# Exercise goal
Return the listing below unchanged, minus its pictures.

# A run of records

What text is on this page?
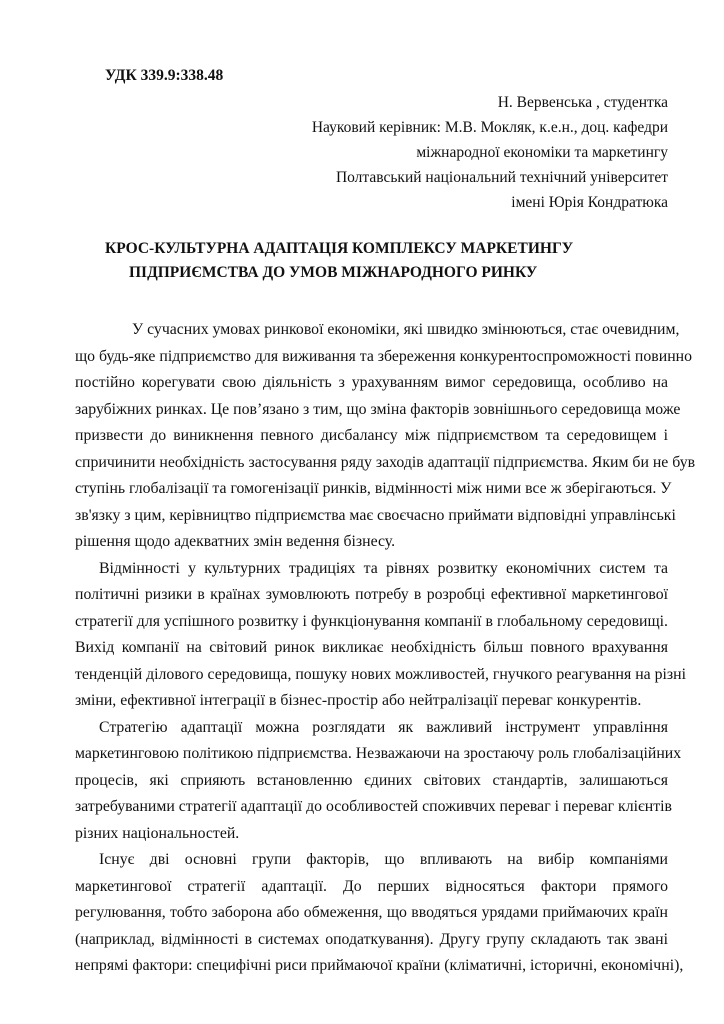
УДК 339.9:338.48
Н. Вервенська , студентка
Науковий керівник: М.В. Мокляк, к.е.н., доц. кафедри
міжнародної економіки та маркетингу
Полтавський національний технічний університет
імені Юрія Кондратюка
КРОС-КУЛЬТУРНА АДАПТАЦІЯ КОМПЛЕКСУ МАРКЕТИНГУ
ПІДПРИЄМСТВА ДО УМОВ МІЖНАРОДНОГО РИНКУ
У сучасних умовах ринкової економіки, які швидко змінюються, стає очевидним,
що будь-яке підприємство для виживання та збереження конкурентоспроможності повинно
постійно корегувати свою діяльність з урахуванням вимог середовища, особливо на
зарубіжних ринках. Це пов’язано з тим, що зміна факторів зовнішнього середовища може
призвести до виникнення певного дисбалансу між підприємством та середовищем і
спричинити необхідність застосування ряду заходів адаптації підприємства. Яким би не був
ступінь глобалізації та гомогенізації ринків, відмінності між ними все ж зберігаються. У
зв'язку з цим, керівництво підприємства має своєчасно приймати відповідні управлінські
рішення щодо адекватних змін ведення бізнесу.
Відмінності у культурних традиціях та рівнях розвитку економічних систем та
політичні ризики в країнах зумовлюють потребу в розробці ефективної маркетингової
стратегії для успішного розвитку і функціонування компанії в глобальному середовищі.
Вихід компанії на світовий ринок викликає необхідність більш повного врахування
тенденцій ділового середовища, пошуку нових можливостей, гнучкого реагування на різні
зміни, ефективної інтеграції в бізнес-простір або нейтралізації переваг конкурентів.
Стратегію адаптації можна розглядати як важливий інструмент управління
маркетинговою політикою підприємства. Незважаючи на зростаючу роль глобалізаційних
процесів, які сприяють встановленню єдиних світових стандартів, залишаються
затребуваними стратегії адаптації до особливостей споживчих переваг і переваг клієнтів
різних національностей.
Існує дві основні групи факторів, що впливають на вибір компаніями
маркетингової стратегії адаптації. До перших відносяться фактори прямого
регулювання, тобто заборона або обмеження, що вводяться урядами приймаючих країн
(наприклад, відмінності в системах оподаткування). Другу групу складають так звані
непрямі фактори: специфічні риси приймаючої країни (кліматичні, історичні, економічні),
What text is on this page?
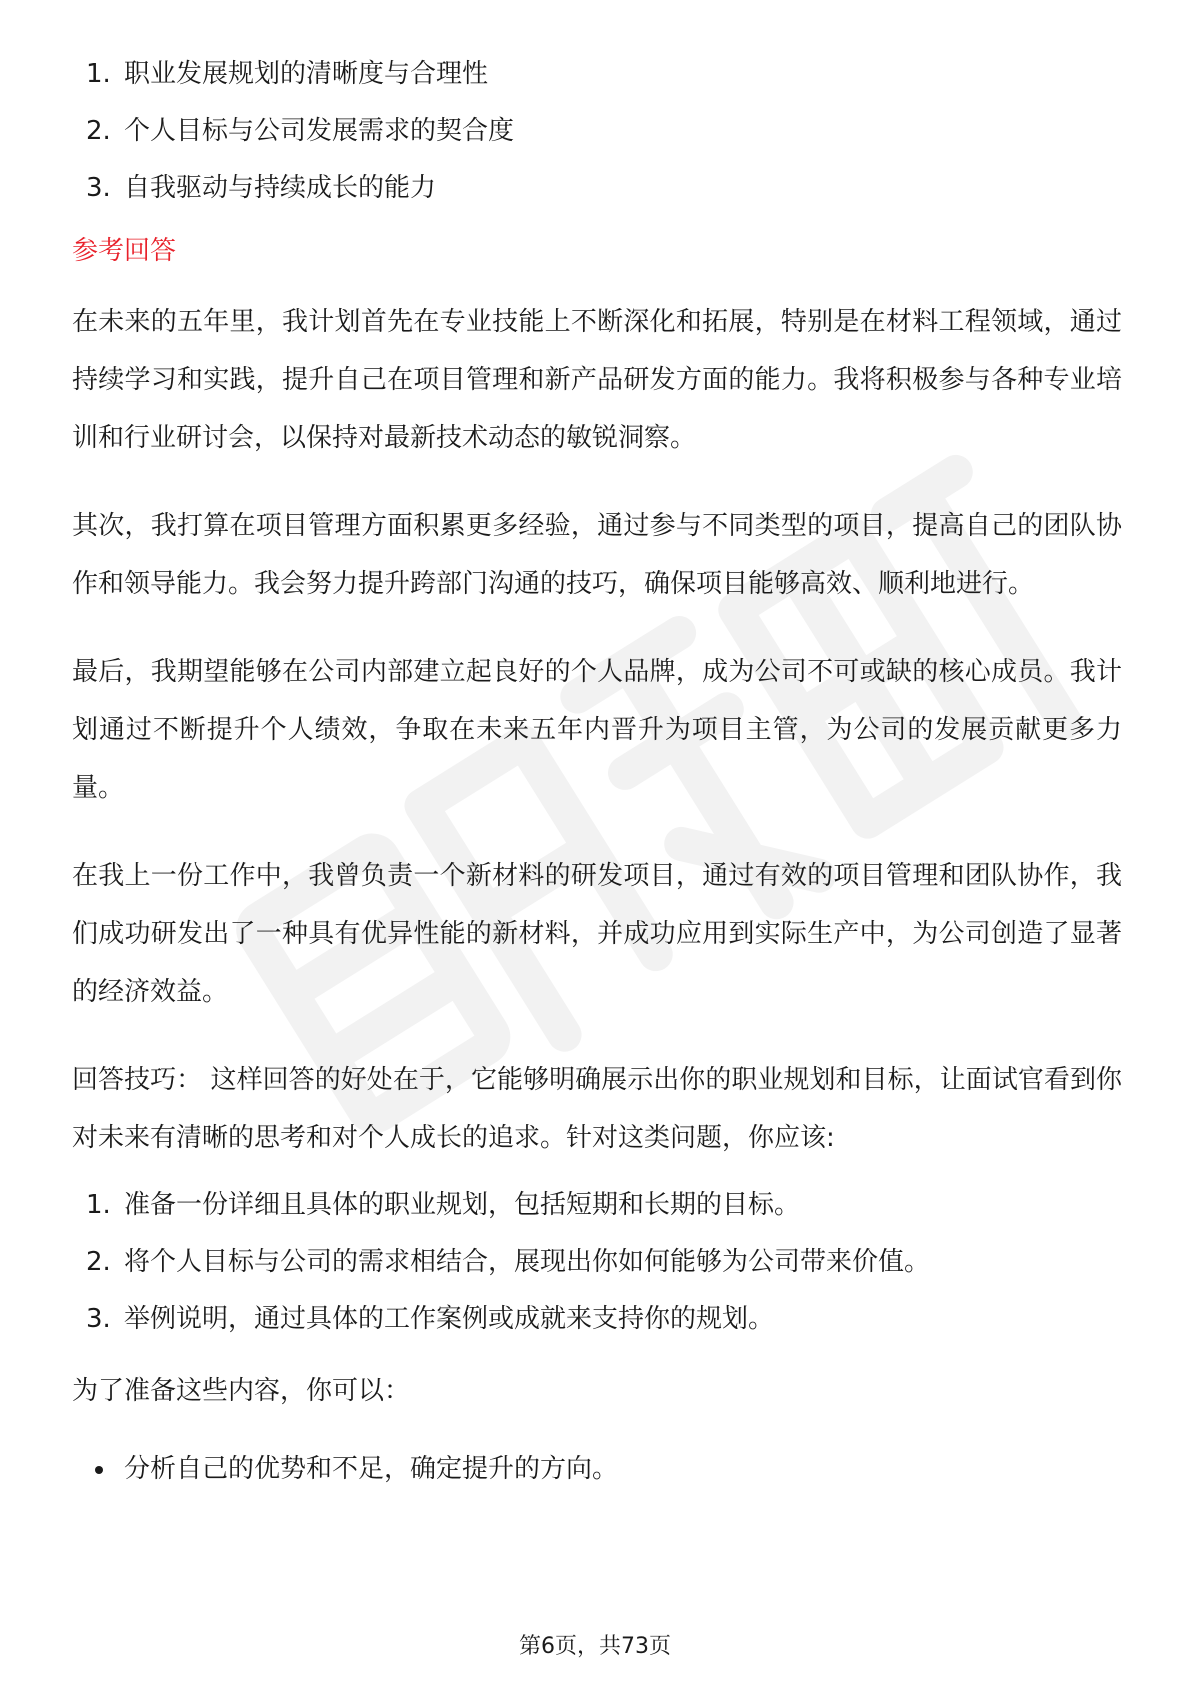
1. 职业发展规划的清晰度与合理性
2. 个人目标与公司发展需求的契合度
3. 自我驱动与持续成长的能力
参考回答

在未来的五年里，我计划首先在专业技能上不断深化和拓展，特别是在材料工程领域，通过持续学习和实践，提升自己在项目管理和新产品研发方面的能力。我将积极参与各种专业培训和行业研讨会，以保持对最新技术动态的敏锐洞察。

其次，我打算在项目管理方面积累更多经验，通过参与不同类型的项目，提高自己的团队协作和领导能力。我会努力提升跨部门沟通的技巧，确保项目能够高效、顺利地进行。

最后，我期望能够在公司内部建立起良好的个人品牌，成为公司不可或缺的核心成员。我计划通过不断提升个人绩效，争取在未来五年内晋升为项目主管，为公司的发展贡献更多力量。

在我上一份工作中，我曾负责一个新材料的研发项目，通过有效的项目管理和团队协作，我们成功研发出了一种具有优异性能的新材料，并成功应用到实际生产中，为公司创造了显著的经济效益。

回答技巧： 这样回答的好处在于，它能够明确展示出你的职业规划和目标，让面试官看到你对未来有清晰的思考和对个人成长的追求。针对这类问题，你应该:

1. 准备一份详细且具体的职业规划，包括短期和长期的目标。
2. 将个人目标与公司的需求相结合，展现出你如何能够为公司带来价值。
3. 举例说明，通过具体的工作案例或成就来支持你的规划。

为了准备这些内容，你可以：

分析自己的优势和不足，确定提升的方向。
第6页，共73页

# Task response
What text is on this page?
УДК 339.9:338.48
Н. Вервенська , студентка
Науковий керівник: М.В. Мокляк, к.е.н., доц. кафедри
міжнародної економіки та маркетингу
Полтавський національний технічний університет
імені Юрія Кондратюка
КРОС-КУЛЬТУРНА АДАПТАЦІЯ КОМПЛЕКСУ МАРКЕТИНГУ
ПІДПРИЄМСТВА ДО УМОВ МІЖНАРОДНОГО РИНКУ
У сучасних умовах ринкової економіки, які швидко змінюються, стає очевидним,
що будь-яке підприємство для виживання та збереження конкурентоспроможності повинно
постійно корегувати свою діяльність з урахуванням вимог середовища, особливо на
зарубіжних ринках. Це пов’язано з тим, що зміна факторів зовнішнього середовища може
призвести до виникнення певного дисбалансу між підприємством та середовищем і
спричинити необхідність застосування ряду заходів адаптації підприємства. Яким би не був
ступінь глобалізації та гомогенізації ринків, відмінності між ними все ж зберігаються. У
зв'язку з цим, керівництво підприємства має своєчасно приймати відповідні управлінські
рішення щодо адекватних змін ведення бізнесу.
Відмінності у культурних традиціях та рівнях розвитку економічних систем та
політичні ризики в країнах зумовлюють потребу в розробці ефективної маркетингової
стратегії для успішного розвитку і функціонування компанії в глобальному середовищі.
Вихід компанії на світовий ринок викликає необхідність більш повного врахування
тенденцій ділового середовища, пошуку нових можливостей, гнучкого реагування на різні
зміни, ефективної інтеграції в бізнес-простір або нейтралізації переваг конкурентів.
Стратегію адаптації можна розглядати як важливий інструмент управління
маркетинговою політикою підприємства. Незважаючи на зростаючу роль глобалізаційних
процесів, які сприяють встановленню єдиних світових стандартів, залишаються
затребуваними стратегії адаптації до особливостей споживчих переваг і переваг клієнтів
різних національностей.
Існує дві основні групи факторів, що впливають на вибір компаніями
маркетингової стратегії адаптації. До перших відносяться фактори прямого
регулювання, тобто заборона або обмеження, що вводяться урядами приймаючих країн
(наприклад, відмінності в системах оподаткування). Другу групу складають так звані
непрямі фактори: специфічні риси приймаючої країни (кліматичні, історичні, економічні),
What text is on this page?
1. 职业发展规划的清晰度与合理性
2. 个人目标与公司发展需求的契合度
3. 自我驱动与持续成长的能力
参考回答

在未来的五年里，我计划首先在专业技能上不断深化和拓展，特别是在材料工程领域，通过持续学习和实践，提升自己在项目管理和新产品研发方面的能力。我将积极参与各种专业培训和行业研讨会，以保持对最新技术动态的敏锐洞察。

其次，我打算在项目管理方面积累更多经验，通过参与不同类型的项目，提高自己的团队协作和领导能力。我会努力提升跨部门沟通的技巧，确保项目能够高效、顺利地进行。

最后，我期望能够在公司内部建立起良好的个人品牌，成为公司不可或缺的核心成员。我计划通过不断提升个人绩效，争取在未来五年内晋升为项目主管，为公司的发展贡献更多力量。

在我上一份工作中，我曾负责一个新材料的研发项目，通过有效的项目管理和团队协作，我们成功研发出了一种具有优异性能的新材料，并成功应用到实际生产中，为公司创造了显著的经济效益。

回答技巧： 这样回答的好处在于，它能够明确展示出你的职业规划和目标，让面试官看到你对未来有清晰的思考和对个人成长的追求。针对这类问题，你应该:

1. 准备一份详细且具体的职业规划，包括短期和长期的目标。
2. 将个人目标与公司的需求相结合，展现出你如何能够为公司带来价值。
3. 举例说明，通过具体的工作案例或成就来支持你的规划。

为了准备这些内容，你可以：

分析自己的优势和不足，确定提升的方向。
第6页，共73页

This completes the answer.